Objective —
Go through the listing below and list every line with "icon".
## Begin
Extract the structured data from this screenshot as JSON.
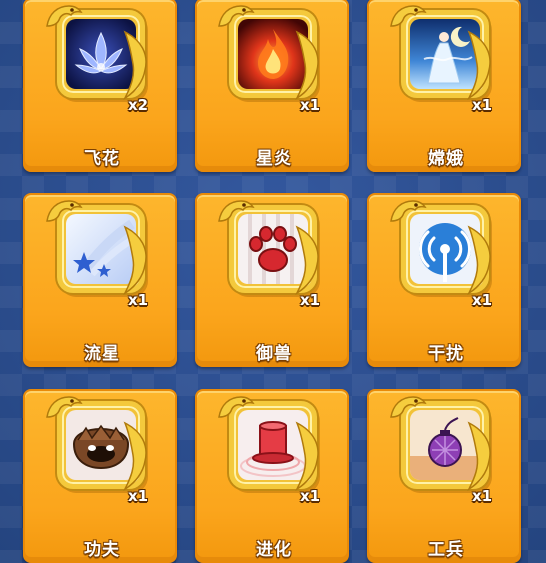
{
  "items": [
    {
      "name": "飞花",
      "count": "x2",
      "icon": "blue-lotus-icon"
    },
    {
      "name": "星炎",
      "count": "x1",
      "icon": "fire-flame-icon"
    },
    {
      "name": "嫦娥",
      "count": "x1",
      "icon": "moon-fairy-icon"
    },
    {
      "name": "流星",
      "count": "x1",
      "icon": "shooting-star-icon"
    },
    {
      "name": "御兽",
      "count": "x1",
      "icon": "paw-print-icon"
    },
    {
      "name": "干扰",
      "count": "x1",
      "icon": "signal-tower-icon"
    },
    {
      "name": "功夫",
      "count": "x1",
      "icon": "kungfu-face-icon"
    },
    {
      "name": "进化",
      "count": "x1",
      "icon": "red-hat-icon"
    },
    {
      "name": "工兵",
      "count": "x1",
      "icon": "bomb-icon"
    }
  ],
  "colors": {
    "background": "#2c4d93",
    "card": "#fcad22",
    "frame_gold": "#f4c93c",
    "text_outline": "#7a3e00"
  }
}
## End
Output below —
      "icon": "blue-lotus-icon"
      "icon": "fire-flame-icon"
      "icon": "moon-fairy-icon"
      "icon": "shooting-star-icon"
      "icon": "paw-print-icon"
      "icon": "signal-tower-icon"
      "icon": "kungfu-face-icon"
      "icon": "red-hat-icon"
      "icon": "bomb-icon"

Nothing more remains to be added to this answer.